INPUT RECORDS:
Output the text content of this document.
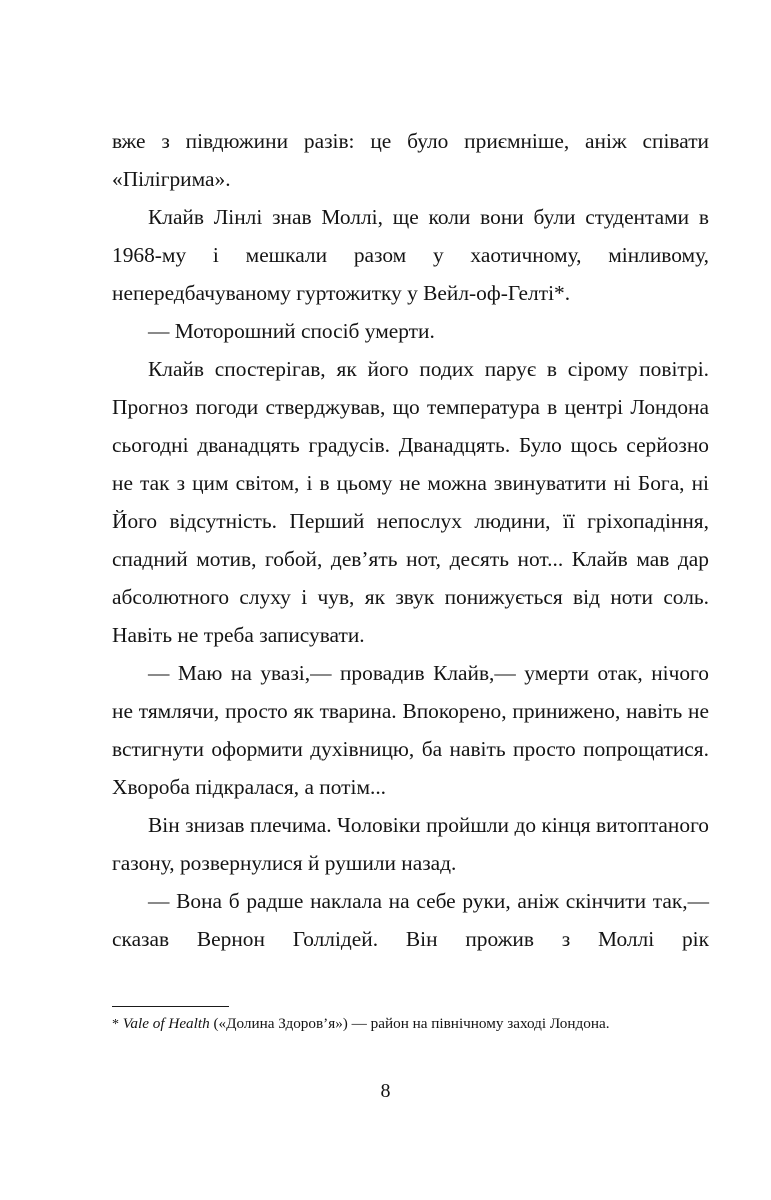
вже з півдюжини разів: це було приємніше, аніж співати «Пілігрима».

Клайв Лінлі знав Моллі, ще коли вони були студентами в 1968-му і мешкали разом у хаотичному, мінливому, непередбачуваному гуртожитку у Вейл-оф-Гелті*.

— Моторошний спосіб умерти.

Клайв спостерігав, як його подих парує в сірому повітрі. Прогноз погоди стверджував, що температура в центрі Лондона сьогодні дванадцять градусів. Дванадцять. Було щось серйозно не так з цим світом, і в цьому не можна звинуватити ні Бога, ні Його відсутність. Перший непослух людини, її гріхопадіння, спадний мотив, гобой, дев’ять нот, десять нот... Клайв мав дар абсолютного слуху і чув, як звук понижується від ноти соль. Навіть не треба записувати.

— Маю на увазі,— провадив Клайв,— умерти отак, нічого не тямлячи, просто як тварина. Впокорено, принижено, навіть не встигнути оформити духівницю, ба навіть просто попрощатися. Хвороба підкралася, а потім...

Він знизав плечима. Чоловіки пройшли до кінця витоптаного газону, розвернулися й рушили назад.

— Вона б радше наклала на себе руки, аніж скінчити так,— сказав Вернон Голлідей. Він прожив з Моллі рік

* Vale of Health («Долина Здоров’я») — район на північному заході Лондона.

8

PROMPT:
Copy out every line in the entries above that holds "умерти".

WORKED SOLUTION:
— Моторошний спосіб умерти.
— Маю на увазі,— провадив Клайв,— умерти отак, нічого не тямлячи, просто як тварина. Впокорено, принижено, навіть не встигнути оформити духівницю, ба навіть просто попрощатися. Хвороба підкралася, а потім...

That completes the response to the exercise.